Problem requirements:
Each record is to be printed again precisely as it reads.

-- start --

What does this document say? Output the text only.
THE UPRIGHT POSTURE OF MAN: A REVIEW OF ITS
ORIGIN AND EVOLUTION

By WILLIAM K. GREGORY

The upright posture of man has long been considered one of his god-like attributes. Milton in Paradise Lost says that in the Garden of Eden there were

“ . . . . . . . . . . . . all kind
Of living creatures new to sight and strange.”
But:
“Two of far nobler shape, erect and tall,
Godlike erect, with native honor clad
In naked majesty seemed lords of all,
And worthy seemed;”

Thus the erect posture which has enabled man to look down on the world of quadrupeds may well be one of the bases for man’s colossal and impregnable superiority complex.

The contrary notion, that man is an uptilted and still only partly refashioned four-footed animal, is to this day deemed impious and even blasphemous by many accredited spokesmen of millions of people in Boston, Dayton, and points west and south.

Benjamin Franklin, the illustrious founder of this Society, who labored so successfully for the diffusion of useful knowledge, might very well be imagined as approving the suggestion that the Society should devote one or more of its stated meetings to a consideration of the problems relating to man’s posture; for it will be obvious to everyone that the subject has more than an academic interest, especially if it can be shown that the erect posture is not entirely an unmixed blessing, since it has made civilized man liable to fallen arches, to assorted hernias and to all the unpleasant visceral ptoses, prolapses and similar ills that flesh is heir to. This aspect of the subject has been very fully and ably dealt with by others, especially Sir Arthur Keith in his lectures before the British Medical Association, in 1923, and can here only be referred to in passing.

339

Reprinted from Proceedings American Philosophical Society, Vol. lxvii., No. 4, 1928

-- end --

Output for this task:
What does this document say? Output the text only.
THE UPRIGHT POSTURE OF MAN: A REVIEW OF ITS
ORIGIN AND EVOLUTION

By WILLIAM K. GREGORY

The upright posture of man has long been considered one of his god-like attributes. Milton in Paradise Lost says that in the Garden of Eden there were

“ . . . . . . . . . . . . all kind
Of living creatures new to sight and strange.”
But:
“Two of far nobler shape, erect and tall,
Godlike erect, with native honor clad
In naked majesty seemed lords of all,
And worthy seemed;”

Thus the erect posture which has enabled man to look down on the world of quadrupeds may well be one of the bases for man’s colossal and impregnable superiority complex.

The contrary notion, that man is an uptilted and still only partly refashioned four-footed animal, is to this day deemed impious and even blasphemous by many accredited spokesmen of millions of people in Boston, Dayton, and points west and south.

Benjamin Franklin, the illustrious founder of this Society, who labored so successfully for the diffusion of useful knowledge, might very well be imagined as approving the suggestion that the Society should devote one or more of its stated meetings to a consideration of the problems relating to man’s posture; for it will be obvious to everyone that the subject has more than an academic interest, especially if it can be shown that the erect posture is not entirely an unmixed blessing, since it has made civilized man liable to fallen arches, to assorted hernias and to all the unpleasant visceral ptoses, prolapses and similar ills that flesh is heir to. This aspect of the subject has been very fully and ably dealt with by others, especially Sir Arthur Keith in his lectures before the British Medical Association, in 1923, and can here only be referred to in passing.

339

Reprinted from Proceedings American Philosophical Society, Vol. lxvii., No. 4, 1928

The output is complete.